Every line below that contains "content" is to be copied.
-- START OF Entries shown --
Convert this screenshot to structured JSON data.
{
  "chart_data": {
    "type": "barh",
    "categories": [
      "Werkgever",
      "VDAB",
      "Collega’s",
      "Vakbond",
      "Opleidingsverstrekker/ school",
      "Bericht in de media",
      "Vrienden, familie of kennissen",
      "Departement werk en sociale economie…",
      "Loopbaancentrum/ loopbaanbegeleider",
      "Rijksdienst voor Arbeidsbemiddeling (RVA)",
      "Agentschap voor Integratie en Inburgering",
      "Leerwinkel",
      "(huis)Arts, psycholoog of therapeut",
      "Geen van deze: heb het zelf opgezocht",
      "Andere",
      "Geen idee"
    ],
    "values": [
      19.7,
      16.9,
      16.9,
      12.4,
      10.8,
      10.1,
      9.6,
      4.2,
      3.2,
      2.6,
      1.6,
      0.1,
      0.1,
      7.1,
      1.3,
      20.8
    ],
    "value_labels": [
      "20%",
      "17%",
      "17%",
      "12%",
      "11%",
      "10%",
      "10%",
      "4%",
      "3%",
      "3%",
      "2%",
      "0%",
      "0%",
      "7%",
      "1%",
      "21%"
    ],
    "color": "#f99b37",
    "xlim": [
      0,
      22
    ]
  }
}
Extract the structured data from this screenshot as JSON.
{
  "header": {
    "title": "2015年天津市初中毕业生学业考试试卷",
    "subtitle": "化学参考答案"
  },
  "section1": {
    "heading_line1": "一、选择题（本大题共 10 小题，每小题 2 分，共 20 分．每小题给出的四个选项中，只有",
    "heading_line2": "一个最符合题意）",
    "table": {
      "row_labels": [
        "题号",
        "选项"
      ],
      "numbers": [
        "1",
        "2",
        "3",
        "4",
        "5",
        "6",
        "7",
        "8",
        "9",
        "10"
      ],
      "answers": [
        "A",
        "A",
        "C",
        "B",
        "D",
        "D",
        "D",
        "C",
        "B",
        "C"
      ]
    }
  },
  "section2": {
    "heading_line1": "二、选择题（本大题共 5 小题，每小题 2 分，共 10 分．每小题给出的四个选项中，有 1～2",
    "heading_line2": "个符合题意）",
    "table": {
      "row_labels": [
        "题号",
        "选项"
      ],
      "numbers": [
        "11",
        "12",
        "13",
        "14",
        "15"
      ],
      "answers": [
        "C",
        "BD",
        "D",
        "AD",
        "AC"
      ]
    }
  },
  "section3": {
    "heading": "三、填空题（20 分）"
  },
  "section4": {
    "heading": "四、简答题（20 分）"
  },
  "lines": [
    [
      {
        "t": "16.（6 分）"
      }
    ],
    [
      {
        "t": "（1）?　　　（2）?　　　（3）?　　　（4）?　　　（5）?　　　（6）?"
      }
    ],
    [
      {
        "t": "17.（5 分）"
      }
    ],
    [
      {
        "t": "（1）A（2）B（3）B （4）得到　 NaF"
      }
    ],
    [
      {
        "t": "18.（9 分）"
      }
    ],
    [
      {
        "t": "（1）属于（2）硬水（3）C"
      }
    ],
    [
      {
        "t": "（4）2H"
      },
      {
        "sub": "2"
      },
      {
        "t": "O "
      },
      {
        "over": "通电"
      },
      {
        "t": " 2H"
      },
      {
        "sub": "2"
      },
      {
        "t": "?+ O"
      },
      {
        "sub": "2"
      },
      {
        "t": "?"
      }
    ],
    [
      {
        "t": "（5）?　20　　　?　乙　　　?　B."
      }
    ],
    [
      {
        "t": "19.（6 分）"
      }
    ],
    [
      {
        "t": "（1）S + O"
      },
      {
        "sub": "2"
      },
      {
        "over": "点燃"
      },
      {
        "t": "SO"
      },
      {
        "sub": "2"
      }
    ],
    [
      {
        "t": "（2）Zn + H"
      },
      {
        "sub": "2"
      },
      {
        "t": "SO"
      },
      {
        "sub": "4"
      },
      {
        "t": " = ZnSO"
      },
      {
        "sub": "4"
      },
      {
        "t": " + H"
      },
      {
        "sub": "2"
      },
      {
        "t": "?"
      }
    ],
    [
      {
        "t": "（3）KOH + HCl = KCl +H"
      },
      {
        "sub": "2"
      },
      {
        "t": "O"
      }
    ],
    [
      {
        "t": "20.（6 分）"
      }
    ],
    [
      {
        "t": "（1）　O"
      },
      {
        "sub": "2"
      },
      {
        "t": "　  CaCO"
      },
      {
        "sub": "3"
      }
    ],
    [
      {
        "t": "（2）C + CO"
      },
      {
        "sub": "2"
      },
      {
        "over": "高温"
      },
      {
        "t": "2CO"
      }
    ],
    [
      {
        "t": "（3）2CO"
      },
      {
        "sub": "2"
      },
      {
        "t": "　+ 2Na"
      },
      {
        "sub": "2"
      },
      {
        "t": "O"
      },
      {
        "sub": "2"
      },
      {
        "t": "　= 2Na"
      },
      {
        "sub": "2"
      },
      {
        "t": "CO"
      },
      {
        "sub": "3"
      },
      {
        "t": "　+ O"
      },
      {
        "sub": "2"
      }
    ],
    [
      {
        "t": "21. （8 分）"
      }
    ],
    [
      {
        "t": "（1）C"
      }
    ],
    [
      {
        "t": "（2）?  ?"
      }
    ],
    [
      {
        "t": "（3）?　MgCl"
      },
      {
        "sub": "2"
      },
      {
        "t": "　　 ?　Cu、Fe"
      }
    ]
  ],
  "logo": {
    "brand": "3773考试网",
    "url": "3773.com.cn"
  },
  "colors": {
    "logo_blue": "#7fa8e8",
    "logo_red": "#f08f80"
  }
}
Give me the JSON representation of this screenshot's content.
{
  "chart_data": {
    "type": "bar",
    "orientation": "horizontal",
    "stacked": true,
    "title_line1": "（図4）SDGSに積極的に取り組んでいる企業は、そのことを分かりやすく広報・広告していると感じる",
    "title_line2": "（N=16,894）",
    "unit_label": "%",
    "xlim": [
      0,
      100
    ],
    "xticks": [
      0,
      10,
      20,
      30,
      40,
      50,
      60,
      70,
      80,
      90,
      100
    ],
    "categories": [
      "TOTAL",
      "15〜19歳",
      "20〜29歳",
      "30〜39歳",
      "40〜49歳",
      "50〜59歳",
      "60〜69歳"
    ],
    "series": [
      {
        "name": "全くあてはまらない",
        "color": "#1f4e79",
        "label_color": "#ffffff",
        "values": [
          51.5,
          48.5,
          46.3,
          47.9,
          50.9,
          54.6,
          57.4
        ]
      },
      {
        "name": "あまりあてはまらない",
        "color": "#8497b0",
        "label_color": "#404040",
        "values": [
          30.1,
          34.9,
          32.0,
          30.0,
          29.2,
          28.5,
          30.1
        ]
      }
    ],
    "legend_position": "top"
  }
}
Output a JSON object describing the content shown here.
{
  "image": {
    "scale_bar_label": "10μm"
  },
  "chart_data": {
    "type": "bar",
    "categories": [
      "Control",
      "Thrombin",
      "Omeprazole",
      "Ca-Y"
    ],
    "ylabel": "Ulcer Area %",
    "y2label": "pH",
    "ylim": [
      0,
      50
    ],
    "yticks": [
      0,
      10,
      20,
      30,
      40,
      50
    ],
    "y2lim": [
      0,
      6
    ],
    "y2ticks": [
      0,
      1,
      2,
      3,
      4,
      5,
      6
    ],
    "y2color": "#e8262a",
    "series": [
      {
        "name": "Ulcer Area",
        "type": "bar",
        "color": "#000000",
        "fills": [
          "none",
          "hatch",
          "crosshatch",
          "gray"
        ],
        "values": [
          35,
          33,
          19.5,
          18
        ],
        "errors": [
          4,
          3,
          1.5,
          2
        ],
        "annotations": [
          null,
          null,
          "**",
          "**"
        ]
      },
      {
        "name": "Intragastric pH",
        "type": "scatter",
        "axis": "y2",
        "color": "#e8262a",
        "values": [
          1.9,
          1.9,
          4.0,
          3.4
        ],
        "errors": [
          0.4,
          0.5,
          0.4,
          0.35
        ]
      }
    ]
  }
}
-- END OF Entries shown --
## Output of the task
Give me the JSON representation of this screenshot's content.
Output a JSON object describing the content shown here.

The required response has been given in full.